[Data entries for graphics]
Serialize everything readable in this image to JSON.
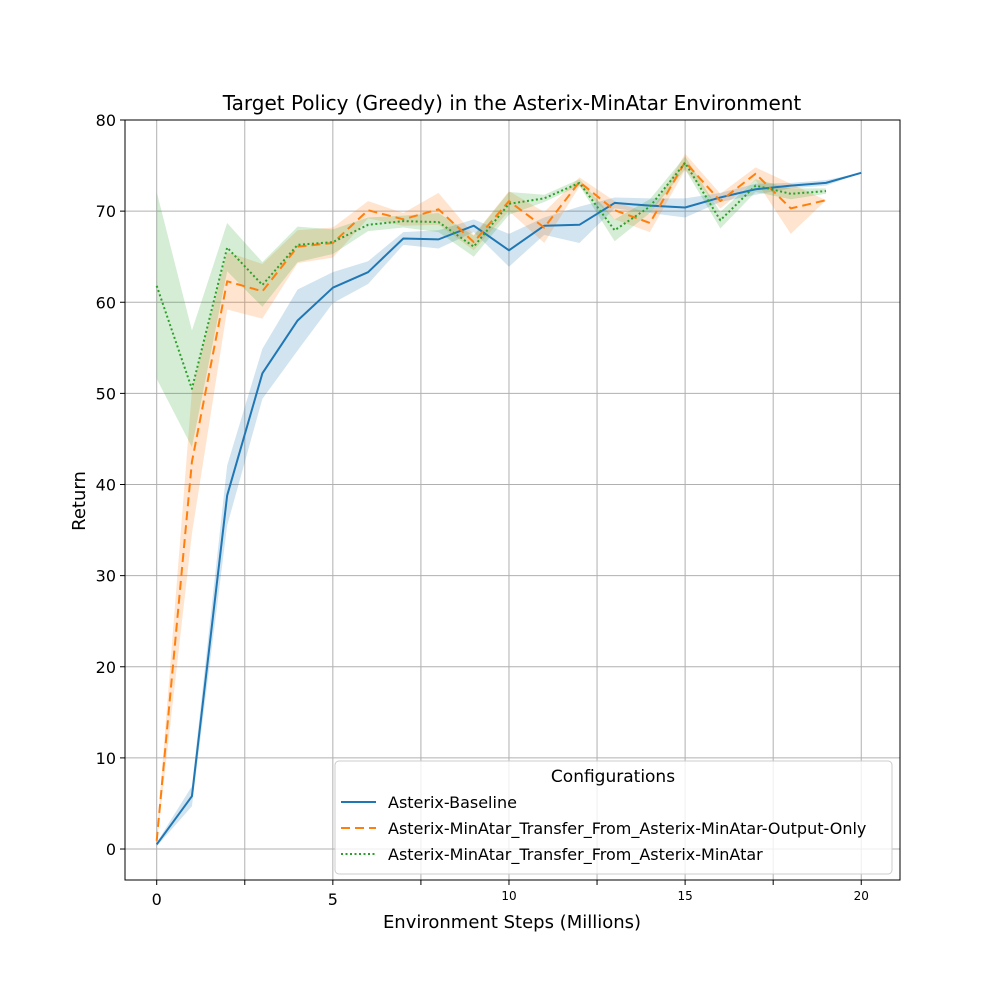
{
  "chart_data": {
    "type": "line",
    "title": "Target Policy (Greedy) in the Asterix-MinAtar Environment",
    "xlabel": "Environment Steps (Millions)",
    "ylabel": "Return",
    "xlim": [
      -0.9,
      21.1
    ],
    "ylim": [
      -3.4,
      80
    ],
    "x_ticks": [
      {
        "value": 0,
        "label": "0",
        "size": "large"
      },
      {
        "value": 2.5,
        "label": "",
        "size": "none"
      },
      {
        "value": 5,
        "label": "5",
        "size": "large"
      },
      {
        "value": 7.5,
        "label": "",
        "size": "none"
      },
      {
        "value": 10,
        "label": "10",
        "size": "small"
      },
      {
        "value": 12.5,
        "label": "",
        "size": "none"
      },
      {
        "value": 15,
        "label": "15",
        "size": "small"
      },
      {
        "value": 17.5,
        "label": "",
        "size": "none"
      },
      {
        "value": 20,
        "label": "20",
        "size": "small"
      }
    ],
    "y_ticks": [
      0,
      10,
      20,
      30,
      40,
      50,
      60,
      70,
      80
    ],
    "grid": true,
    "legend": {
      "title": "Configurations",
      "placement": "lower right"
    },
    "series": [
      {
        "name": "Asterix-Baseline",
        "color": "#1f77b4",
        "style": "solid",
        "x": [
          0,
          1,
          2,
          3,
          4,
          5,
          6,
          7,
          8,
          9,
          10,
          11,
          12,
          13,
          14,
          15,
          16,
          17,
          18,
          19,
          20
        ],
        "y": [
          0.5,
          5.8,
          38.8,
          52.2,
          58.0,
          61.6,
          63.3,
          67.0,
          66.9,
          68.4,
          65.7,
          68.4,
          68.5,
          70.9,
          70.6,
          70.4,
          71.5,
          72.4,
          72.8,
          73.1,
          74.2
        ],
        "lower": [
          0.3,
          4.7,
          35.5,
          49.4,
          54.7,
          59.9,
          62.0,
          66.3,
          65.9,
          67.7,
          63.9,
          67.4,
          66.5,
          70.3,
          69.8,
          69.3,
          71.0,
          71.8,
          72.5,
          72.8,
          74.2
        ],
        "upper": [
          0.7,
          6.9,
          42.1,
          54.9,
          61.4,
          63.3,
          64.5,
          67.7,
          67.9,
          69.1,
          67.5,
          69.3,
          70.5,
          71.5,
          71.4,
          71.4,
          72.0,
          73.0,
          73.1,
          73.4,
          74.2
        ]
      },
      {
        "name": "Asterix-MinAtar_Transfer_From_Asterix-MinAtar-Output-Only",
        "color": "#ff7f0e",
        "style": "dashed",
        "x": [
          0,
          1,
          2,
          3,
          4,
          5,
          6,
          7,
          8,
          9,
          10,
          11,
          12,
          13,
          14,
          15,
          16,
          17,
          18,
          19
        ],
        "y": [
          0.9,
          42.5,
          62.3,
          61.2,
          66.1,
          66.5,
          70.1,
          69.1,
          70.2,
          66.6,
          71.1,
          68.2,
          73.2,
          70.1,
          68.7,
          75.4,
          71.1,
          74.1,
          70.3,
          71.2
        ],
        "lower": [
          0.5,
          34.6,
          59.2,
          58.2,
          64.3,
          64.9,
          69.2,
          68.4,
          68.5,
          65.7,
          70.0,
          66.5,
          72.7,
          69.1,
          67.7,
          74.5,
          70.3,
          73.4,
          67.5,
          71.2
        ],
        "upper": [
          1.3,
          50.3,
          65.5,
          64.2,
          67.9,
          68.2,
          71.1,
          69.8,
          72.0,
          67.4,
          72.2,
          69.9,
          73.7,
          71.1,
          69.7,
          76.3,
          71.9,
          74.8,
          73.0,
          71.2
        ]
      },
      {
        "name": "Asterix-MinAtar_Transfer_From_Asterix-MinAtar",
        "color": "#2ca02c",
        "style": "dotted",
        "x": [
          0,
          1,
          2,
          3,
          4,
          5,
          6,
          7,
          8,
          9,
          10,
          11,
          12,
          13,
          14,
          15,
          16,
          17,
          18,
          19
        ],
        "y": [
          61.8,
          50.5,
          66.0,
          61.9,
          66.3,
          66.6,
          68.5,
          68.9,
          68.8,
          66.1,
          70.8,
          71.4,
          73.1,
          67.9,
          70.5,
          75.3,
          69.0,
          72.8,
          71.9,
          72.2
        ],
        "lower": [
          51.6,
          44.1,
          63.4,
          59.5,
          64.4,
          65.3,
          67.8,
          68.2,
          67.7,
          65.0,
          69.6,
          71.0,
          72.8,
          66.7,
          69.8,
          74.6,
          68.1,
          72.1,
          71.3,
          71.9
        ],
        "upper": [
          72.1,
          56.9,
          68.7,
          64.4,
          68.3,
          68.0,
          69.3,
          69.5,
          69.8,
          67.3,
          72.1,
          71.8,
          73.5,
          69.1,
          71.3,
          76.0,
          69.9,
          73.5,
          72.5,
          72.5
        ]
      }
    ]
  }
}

-- REQUIREMENTS --
Without including any pictures, please restate all the records exactly.

-- RESPONSE FOR THIS EXERCISE --
Serialize everything readable in this image to JSON.
{
  "chart_data": {
    "type": "line",
    "title": "Target Policy (Greedy) in the Asterix-MinAtar Environment",
    "xlabel": "Environment Steps (Millions)",
    "ylabel": "Return",
    "xlim": [
      -0.9,
      21.1
    ],
    "ylim": [
      -3.4,
      80
    ],
    "x_ticks": [
      {
        "value": 0,
        "label": "0",
        "size": "large"
      },
      {
        "value": 2.5,
        "label": "",
        "size": "none"
      },
      {
        "value": 5,
        "label": "5",
        "size": "large"
      },
      {
        "value": 7.5,
        "label": "",
        "size": "none"
      },
      {
        "value": 10,
        "label": "10",
        "size": "small"
      },
      {
        "value": 12.5,
        "label": "",
        "size": "none"
      },
      {
        "value": 15,
        "label": "15",
        "size": "small"
      },
      {
        "value": 17.5,
        "label": "",
        "size": "none"
      },
      {
        "value": 20,
        "label": "20",
        "size": "small"
      }
    ],
    "y_ticks": [
      0,
      10,
      20,
      30,
      40,
      50,
      60,
      70,
      80
    ],
    "grid": true,
    "legend": {
      "title": "Configurations",
      "placement": "lower right"
    },
    "series": [
      {
        "name": "Asterix-Baseline",
        "color": "#1f77b4",
        "style": "solid",
        "x": [
          0,
          1,
          2,
          3,
          4,
          5,
          6,
          7,
          8,
          9,
          10,
          11,
          12,
          13,
          14,
          15,
          16,
          17,
          18,
          19,
          20
        ],
        "y": [
          0.5,
          5.8,
          38.8,
          52.2,
          58.0,
          61.6,
          63.3,
          67.0,
          66.9,
          68.4,
          65.7,
          68.4,
          68.5,
          70.9,
          70.6,
          70.4,
          71.5,
          72.4,
          72.8,
          73.1,
          74.2
        ],
        "lower": [
          0.3,
          4.7,
          35.5,
          49.4,
          54.7,
          59.9,
          62.0,
          66.3,
          65.9,
          67.7,
          63.9,
          67.4,
          66.5,
          70.3,
          69.8,
          69.3,
          71.0,
          71.8,
          72.5,
          72.8,
          74.2
        ],
        "upper": [
          0.7,
          6.9,
          42.1,
          54.9,
          61.4,
          63.3,
          64.5,
          67.7,
          67.9,
          69.1,
          67.5,
          69.3,
          70.5,
          71.5,
          71.4,
          71.4,
          72.0,
          73.0,
          73.1,
          73.4,
          74.2
        ]
      },
      {
        "name": "Asterix-MinAtar_Transfer_From_Asterix-MinAtar-Output-Only",
        "color": "#ff7f0e",
        "style": "dashed",
        "x": [
          0,
          1,
          2,
          3,
          4,
          5,
          6,
          7,
          8,
          9,
          10,
          11,
          12,
          13,
          14,
          15,
          16,
          17,
          18,
          19
        ],
        "y": [
          0.9,
          42.5,
          62.3,
          61.2,
          66.1,
          66.5,
          70.1,
          69.1,
          70.2,
          66.6,
          71.1,
          68.2,
          73.2,
          70.1,
          68.7,
          75.4,
          71.1,
          74.1,
          70.3,
          71.2
        ],
        "lower": [
          0.5,
          34.6,
          59.2,
          58.2,
          64.3,
          64.9,
          69.2,
          68.4,
          68.5,
          65.7,
          70.0,
          66.5,
          72.7,
          69.1,
          67.7,
          74.5,
          70.3,
          73.4,
          67.5,
          71.2
        ],
        "upper": [
          1.3,
          50.3,
          65.5,
          64.2,
          67.9,
          68.2,
          71.1,
          69.8,
          72.0,
          67.4,
          72.2,
          69.9,
          73.7,
          71.1,
          69.7,
          76.3,
          71.9,
          74.8,
          73.0,
          71.2
        ]
      },
      {
        "name": "Asterix-MinAtar_Transfer_From_Asterix-MinAtar",
        "color": "#2ca02c",
        "style": "dotted",
        "x": [
          0,
          1,
          2,
          3,
          4,
          5,
          6,
          7,
          8,
          9,
          10,
          11,
          12,
          13,
          14,
          15,
          16,
          17,
          18,
          19
        ],
        "y": [
          61.8,
          50.5,
          66.0,
          61.9,
          66.3,
          66.6,
          68.5,
          68.9,
          68.8,
          66.1,
          70.8,
          71.4,
          73.1,
          67.9,
          70.5,
          75.3,
          69.0,
          72.8,
          71.9,
          72.2
        ],
        "lower": [
          51.6,
          44.1,
          63.4,
          59.5,
          64.4,
          65.3,
          67.8,
          68.2,
          67.7,
          65.0,
          69.6,
          71.0,
          72.8,
          66.7,
          69.8,
          74.6,
          68.1,
          72.1,
          71.3,
          71.9
        ],
        "upper": [
          72.1,
          56.9,
          68.7,
          64.4,
          68.3,
          68.0,
          69.3,
          69.5,
          69.8,
          67.3,
          72.1,
          71.8,
          73.5,
          69.1,
          71.3,
          76.0,
          69.9,
          73.5,
          72.5,
          72.5
        ]
      }
    ]
  }
}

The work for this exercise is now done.